EXERCISE REQUIREMENTS: Review the material line by line. Identify and copy every line that contains the string "opus".

::::

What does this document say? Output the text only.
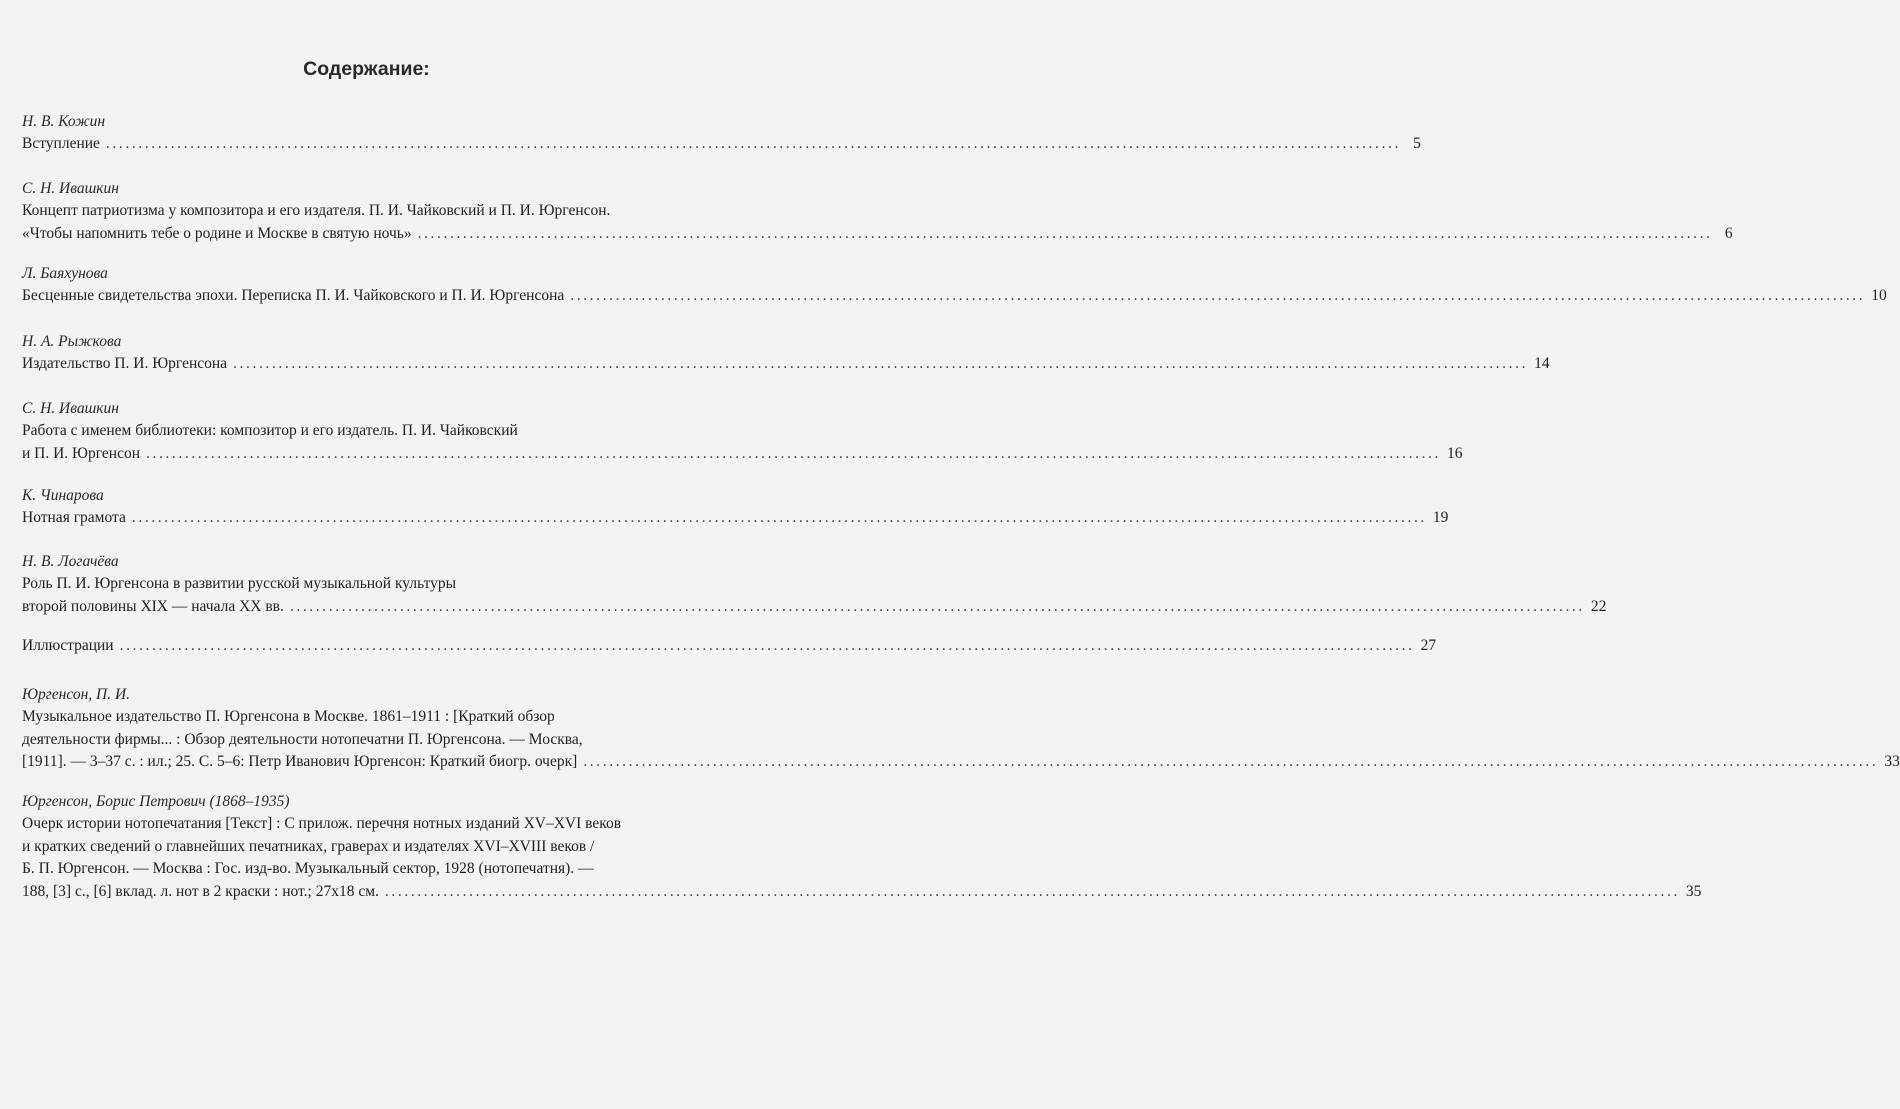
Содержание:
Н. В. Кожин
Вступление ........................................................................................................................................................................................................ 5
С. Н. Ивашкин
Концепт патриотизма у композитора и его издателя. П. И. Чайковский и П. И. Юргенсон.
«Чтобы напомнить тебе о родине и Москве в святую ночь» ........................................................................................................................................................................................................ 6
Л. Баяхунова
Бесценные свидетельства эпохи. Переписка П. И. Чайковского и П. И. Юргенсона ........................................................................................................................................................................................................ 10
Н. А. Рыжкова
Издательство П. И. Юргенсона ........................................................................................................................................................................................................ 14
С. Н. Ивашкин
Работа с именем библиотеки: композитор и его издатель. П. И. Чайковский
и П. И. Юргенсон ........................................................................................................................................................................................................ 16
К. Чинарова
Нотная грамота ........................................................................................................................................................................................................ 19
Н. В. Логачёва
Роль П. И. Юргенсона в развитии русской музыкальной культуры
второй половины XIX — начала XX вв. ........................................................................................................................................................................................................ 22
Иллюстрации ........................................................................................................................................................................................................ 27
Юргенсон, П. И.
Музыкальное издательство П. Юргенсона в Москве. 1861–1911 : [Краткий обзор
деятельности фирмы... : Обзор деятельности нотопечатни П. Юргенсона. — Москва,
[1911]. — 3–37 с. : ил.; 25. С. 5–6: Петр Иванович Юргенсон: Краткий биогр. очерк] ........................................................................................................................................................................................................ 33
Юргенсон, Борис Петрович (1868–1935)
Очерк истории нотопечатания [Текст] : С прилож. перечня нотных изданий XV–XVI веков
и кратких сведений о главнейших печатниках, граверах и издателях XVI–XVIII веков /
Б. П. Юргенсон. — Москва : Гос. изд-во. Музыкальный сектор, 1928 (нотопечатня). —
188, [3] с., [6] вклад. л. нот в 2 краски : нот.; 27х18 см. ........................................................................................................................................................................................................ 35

::::

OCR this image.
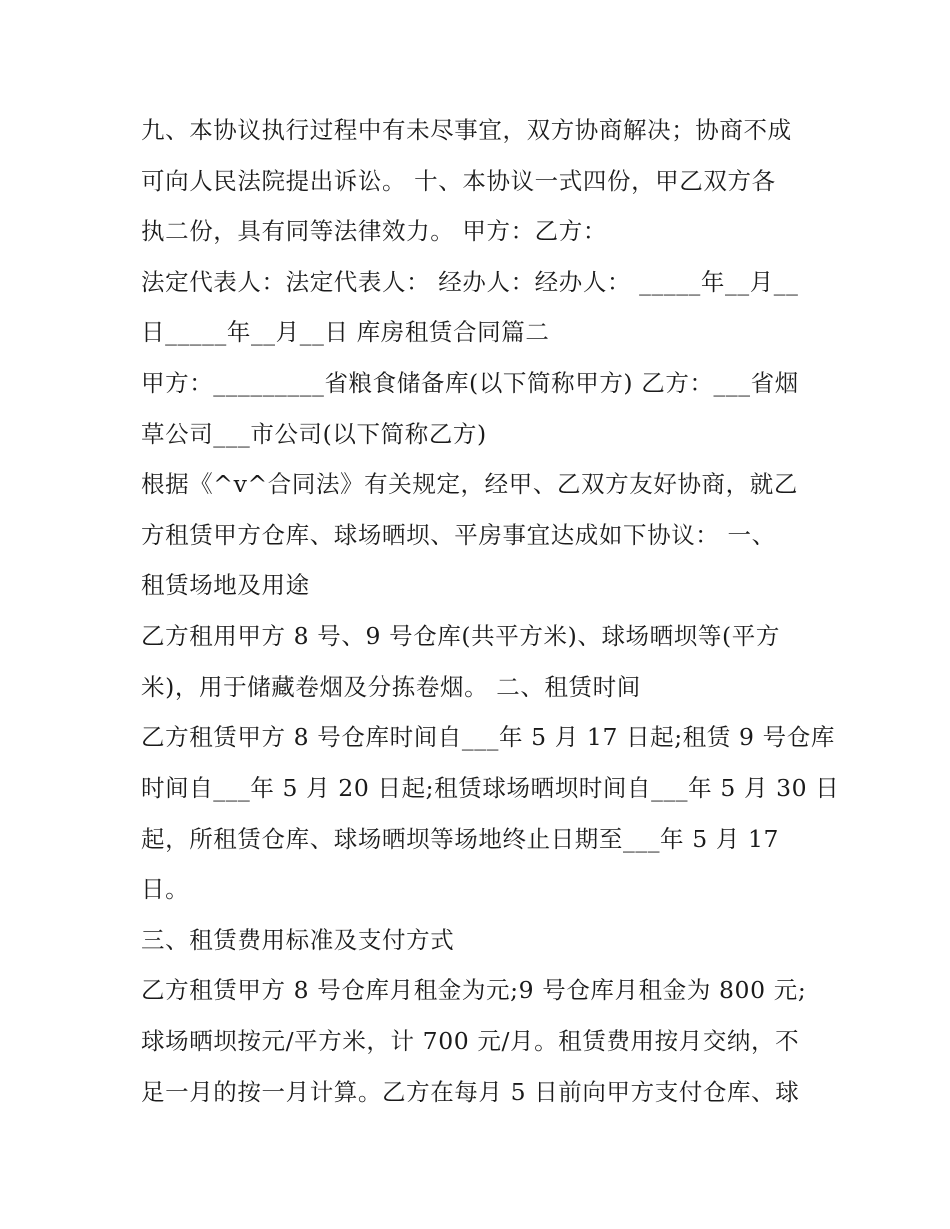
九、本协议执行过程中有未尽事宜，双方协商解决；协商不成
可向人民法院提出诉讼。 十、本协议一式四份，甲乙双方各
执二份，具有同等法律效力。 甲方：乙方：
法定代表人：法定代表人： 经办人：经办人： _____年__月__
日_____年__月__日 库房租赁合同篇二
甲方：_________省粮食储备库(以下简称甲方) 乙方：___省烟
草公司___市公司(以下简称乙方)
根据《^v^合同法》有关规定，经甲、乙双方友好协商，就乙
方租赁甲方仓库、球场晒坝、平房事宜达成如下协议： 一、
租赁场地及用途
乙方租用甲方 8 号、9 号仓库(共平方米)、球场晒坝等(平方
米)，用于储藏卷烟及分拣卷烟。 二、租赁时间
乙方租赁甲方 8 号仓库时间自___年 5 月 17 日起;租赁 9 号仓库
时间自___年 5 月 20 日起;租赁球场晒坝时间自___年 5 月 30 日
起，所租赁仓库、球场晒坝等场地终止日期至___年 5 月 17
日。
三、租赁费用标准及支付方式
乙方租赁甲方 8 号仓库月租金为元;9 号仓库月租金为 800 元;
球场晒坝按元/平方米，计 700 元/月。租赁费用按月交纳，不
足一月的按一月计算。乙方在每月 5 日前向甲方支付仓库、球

::::

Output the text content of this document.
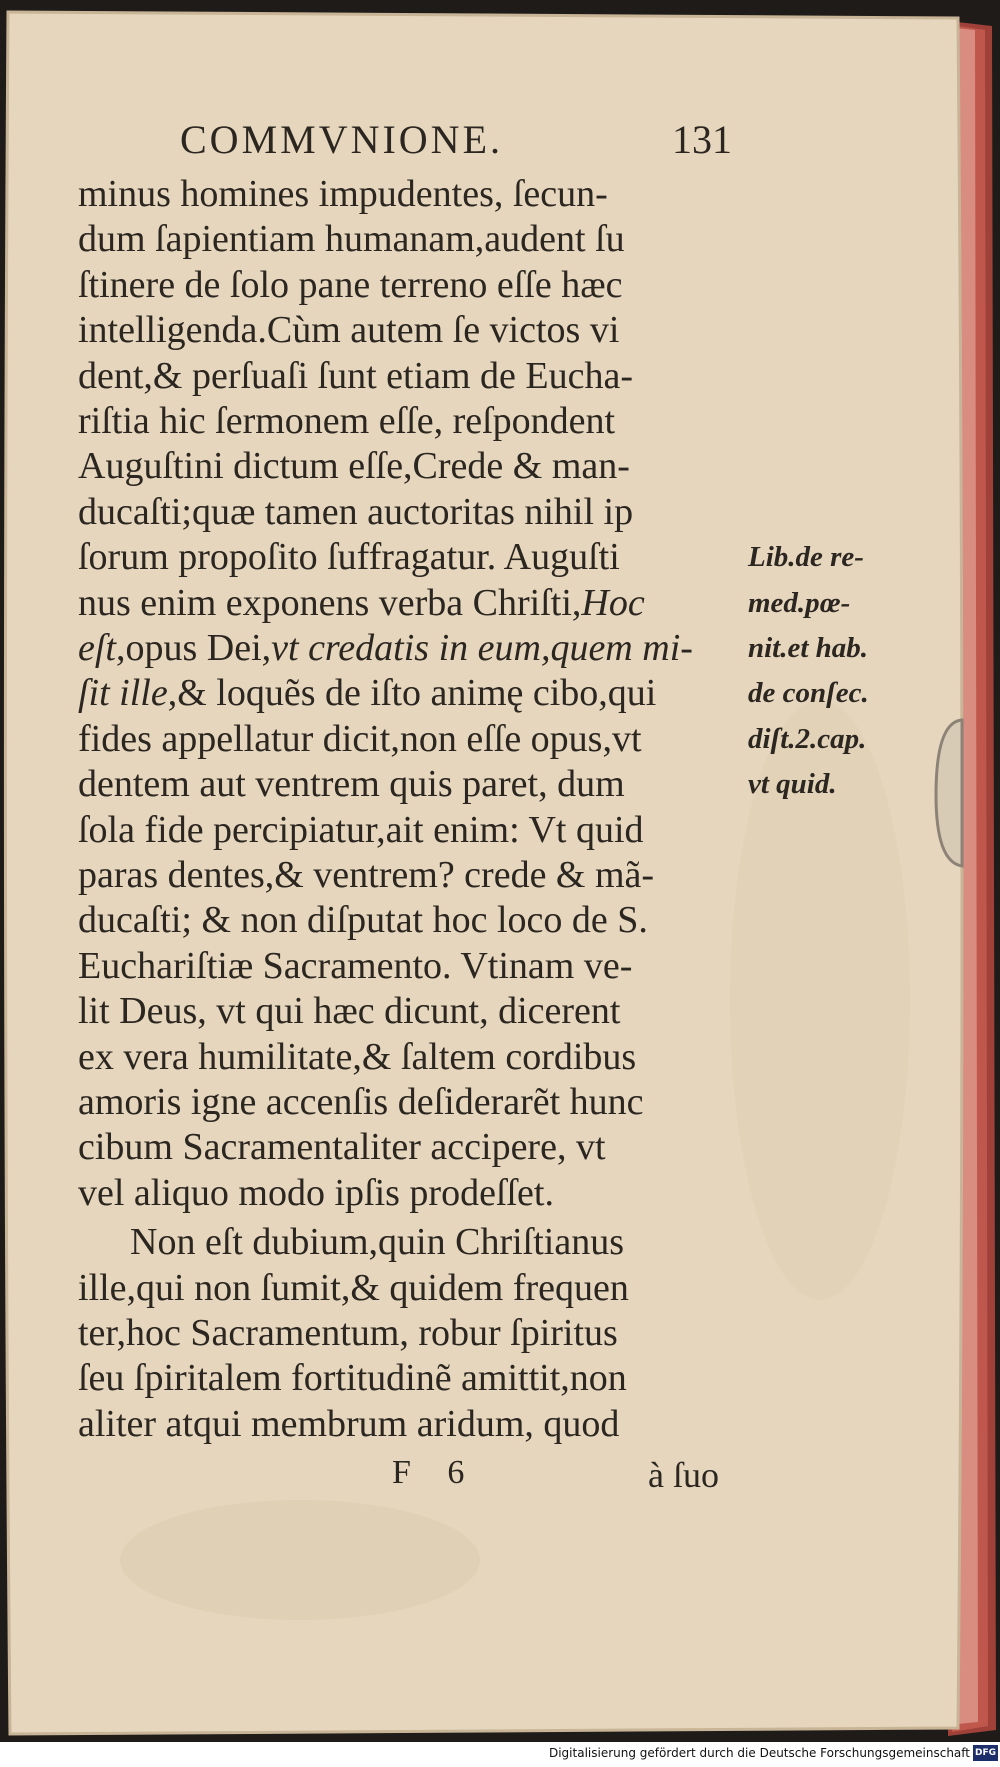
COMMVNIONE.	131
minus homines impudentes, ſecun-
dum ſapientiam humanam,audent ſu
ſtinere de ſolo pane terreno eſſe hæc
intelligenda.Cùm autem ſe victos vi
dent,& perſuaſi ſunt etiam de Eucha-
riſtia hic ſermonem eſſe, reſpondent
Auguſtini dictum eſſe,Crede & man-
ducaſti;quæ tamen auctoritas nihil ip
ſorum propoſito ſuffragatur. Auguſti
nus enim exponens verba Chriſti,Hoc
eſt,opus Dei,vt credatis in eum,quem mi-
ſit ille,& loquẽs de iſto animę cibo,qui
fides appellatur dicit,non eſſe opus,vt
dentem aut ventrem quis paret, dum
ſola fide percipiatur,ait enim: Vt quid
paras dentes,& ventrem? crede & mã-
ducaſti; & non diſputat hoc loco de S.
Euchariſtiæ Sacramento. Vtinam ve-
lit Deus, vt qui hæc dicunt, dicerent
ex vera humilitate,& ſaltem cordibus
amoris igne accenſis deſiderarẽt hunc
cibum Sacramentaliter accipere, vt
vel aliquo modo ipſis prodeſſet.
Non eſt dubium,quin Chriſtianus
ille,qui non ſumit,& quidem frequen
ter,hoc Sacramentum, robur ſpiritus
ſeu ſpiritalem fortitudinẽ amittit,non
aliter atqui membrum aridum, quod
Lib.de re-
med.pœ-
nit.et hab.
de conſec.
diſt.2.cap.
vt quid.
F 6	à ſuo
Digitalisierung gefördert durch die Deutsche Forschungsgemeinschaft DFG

::::

TASK ANSWER:
eſt,opus Dei,vt credatis in eum,quem mi-
fides appellatur dicit,non eſſe opus,vt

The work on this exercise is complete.